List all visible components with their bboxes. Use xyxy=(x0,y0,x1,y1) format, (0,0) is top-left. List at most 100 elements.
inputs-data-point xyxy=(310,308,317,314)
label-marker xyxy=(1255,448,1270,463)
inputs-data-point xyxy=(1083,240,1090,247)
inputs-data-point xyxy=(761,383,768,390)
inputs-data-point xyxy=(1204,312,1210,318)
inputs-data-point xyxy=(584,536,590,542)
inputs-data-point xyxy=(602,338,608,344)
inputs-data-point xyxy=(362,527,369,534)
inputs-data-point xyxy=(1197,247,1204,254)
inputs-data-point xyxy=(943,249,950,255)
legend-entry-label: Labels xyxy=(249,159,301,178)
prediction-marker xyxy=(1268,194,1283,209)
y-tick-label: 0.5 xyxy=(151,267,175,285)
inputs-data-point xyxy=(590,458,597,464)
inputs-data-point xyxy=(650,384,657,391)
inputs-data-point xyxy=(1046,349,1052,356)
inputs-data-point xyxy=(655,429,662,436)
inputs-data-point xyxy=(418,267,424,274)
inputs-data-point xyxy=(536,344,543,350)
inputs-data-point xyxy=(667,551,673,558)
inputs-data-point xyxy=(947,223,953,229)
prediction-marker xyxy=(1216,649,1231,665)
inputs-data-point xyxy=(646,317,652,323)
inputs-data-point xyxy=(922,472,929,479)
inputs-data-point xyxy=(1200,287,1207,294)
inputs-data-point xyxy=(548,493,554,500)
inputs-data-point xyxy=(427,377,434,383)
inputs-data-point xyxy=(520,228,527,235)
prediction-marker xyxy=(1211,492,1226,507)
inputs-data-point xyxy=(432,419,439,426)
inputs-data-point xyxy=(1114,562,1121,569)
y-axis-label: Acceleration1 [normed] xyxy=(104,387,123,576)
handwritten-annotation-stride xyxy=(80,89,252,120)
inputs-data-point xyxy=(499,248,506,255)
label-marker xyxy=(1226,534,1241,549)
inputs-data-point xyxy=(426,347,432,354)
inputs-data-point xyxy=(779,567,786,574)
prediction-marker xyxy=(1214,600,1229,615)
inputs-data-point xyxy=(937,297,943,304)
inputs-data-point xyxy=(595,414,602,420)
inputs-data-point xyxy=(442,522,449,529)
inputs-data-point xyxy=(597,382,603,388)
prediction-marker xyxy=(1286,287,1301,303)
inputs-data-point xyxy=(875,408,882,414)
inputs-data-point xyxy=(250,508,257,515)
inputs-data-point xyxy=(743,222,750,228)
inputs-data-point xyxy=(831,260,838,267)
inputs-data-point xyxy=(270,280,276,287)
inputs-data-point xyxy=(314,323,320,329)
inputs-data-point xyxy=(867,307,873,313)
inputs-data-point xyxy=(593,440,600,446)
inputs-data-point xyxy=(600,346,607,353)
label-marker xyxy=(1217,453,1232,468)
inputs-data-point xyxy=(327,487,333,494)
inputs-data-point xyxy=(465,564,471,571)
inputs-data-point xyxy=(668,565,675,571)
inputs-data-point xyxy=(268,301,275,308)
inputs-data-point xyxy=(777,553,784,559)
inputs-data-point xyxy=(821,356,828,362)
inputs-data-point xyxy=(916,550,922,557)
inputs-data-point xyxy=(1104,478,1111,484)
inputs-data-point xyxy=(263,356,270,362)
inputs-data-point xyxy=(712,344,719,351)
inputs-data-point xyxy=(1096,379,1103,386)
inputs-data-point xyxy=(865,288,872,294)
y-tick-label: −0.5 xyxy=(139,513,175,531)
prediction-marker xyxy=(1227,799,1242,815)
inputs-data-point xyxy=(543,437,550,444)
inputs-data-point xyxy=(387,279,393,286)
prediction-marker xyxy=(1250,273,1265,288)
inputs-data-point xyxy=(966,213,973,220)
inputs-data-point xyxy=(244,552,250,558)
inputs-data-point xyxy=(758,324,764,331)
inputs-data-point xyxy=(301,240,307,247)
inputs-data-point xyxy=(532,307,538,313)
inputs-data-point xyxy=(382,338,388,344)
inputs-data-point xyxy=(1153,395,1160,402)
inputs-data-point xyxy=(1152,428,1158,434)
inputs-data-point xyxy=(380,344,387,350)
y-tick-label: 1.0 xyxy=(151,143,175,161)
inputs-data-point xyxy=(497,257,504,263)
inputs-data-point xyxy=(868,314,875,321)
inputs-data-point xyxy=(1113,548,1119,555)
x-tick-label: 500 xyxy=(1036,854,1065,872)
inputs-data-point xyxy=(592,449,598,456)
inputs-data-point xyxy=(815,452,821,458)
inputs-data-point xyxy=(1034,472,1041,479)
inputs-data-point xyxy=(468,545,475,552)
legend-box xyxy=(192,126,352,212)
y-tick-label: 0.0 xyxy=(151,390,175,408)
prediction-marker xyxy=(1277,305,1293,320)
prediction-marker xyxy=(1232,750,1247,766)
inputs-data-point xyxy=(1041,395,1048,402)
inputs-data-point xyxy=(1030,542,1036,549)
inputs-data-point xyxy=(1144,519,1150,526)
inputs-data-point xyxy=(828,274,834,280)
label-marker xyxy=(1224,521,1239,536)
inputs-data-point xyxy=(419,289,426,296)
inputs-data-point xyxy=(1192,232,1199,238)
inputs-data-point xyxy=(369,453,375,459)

★ ★ ★ ★ ★ ★ ★

:: What the task requires ::
Reproduce the part of the records that runs from the start through the line containing "inputs-data-point xyxy=(600,346,607,353)", including both ends.

:: Written answer ::
List all visible components with their bboxes. Use xyxy=(x0,y0,x1,y1) format, (0,0) is top-left. List at most 100 elements.
inputs-data-point xyxy=(310,308,317,314)
label-marker xyxy=(1255,448,1270,463)
inputs-data-point xyxy=(1083,240,1090,247)
inputs-data-point xyxy=(761,383,768,390)
inputs-data-point xyxy=(1204,312,1210,318)
inputs-data-point xyxy=(584,536,590,542)
inputs-data-point xyxy=(602,338,608,344)
inputs-data-point xyxy=(362,527,369,534)
inputs-data-point xyxy=(1197,247,1204,254)
inputs-data-point xyxy=(943,249,950,255)
legend-entry-label: Labels xyxy=(249,159,301,178)
prediction-marker xyxy=(1268,194,1283,209)
y-tick-label: 0.5 xyxy=(151,267,175,285)
inputs-data-point xyxy=(590,458,597,464)
inputs-data-point xyxy=(650,384,657,391)
inputs-data-point xyxy=(1046,349,1052,356)
inputs-data-point xyxy=(655,429,662,436)
inputs-data-point xyxy=(418,267,424,274)
inputs-data-point xyxy=(536,344,543,350)
inputs-data-point xyxy=(667,551,673,558)
inputs-data-point xyxy=(947,223,953,229)
prediction-marker xyxy=(1216,649,1231,665)
inputs-data-point xyxy=(646,317,652,323)
inputs-data-point xyxy=(922,472,929,479)
inputs-data-point xyxy=(1200,287,1207,294)
inputs-data-point xyxy=(548,493,554,500)
inputs-data-point xyxy=(427,377,434,383)
inputs-data-point xyxy=(520,228,527,235)
prediction-marker xyxy=(1211,492,1226,507)
inputs-data-point xyxy=(432,419,439,426)
inputs-data-point xyxy=(1114,562,1121,569)
y-axis-label: Acceleration1 [normed] xyxy=(104,387,123,576)
handwritten-annotation-stride xyxy=(80,89,252,120)
inputs-data-point xyxy=(499,248,506,255)
label-marker xyxy=(1226,534,1241,549)
inputs-data-point xyxy=(426,347,432,354)
inputs-data-point xyxy=(779,567,786,574)
prediction-marker xyxy=(1214,600,1229,615)
inputs-data-point xyxy=(937,297,943,304)
inputs-data-point xyxy=(595,414,602,420)
inputs-data-point xyxy=(442,522,449,529)
inputs-data-point xyxy=(597,382,603,388)
prediction-marker xyxy=(1286,287,1301,303)
inputs-data-point xyxy=(875,408,882,414)
inputs-data-point xyxy=(250,508,257,515)
inputs-data-point xyxy=(743,222,750,228)
inputs-data-point xyxy=(831,260,838,267)
inputs-data-point xyxy=(270,280,276,287)
inputs-data-point xyxy=(314,323,320,329)
inputs-data-point xyxy=(867,307,873,313)
inputs-data-point xyxy=(593,440,600,446)
inputs-data-point xyxy=(600,346,607,353)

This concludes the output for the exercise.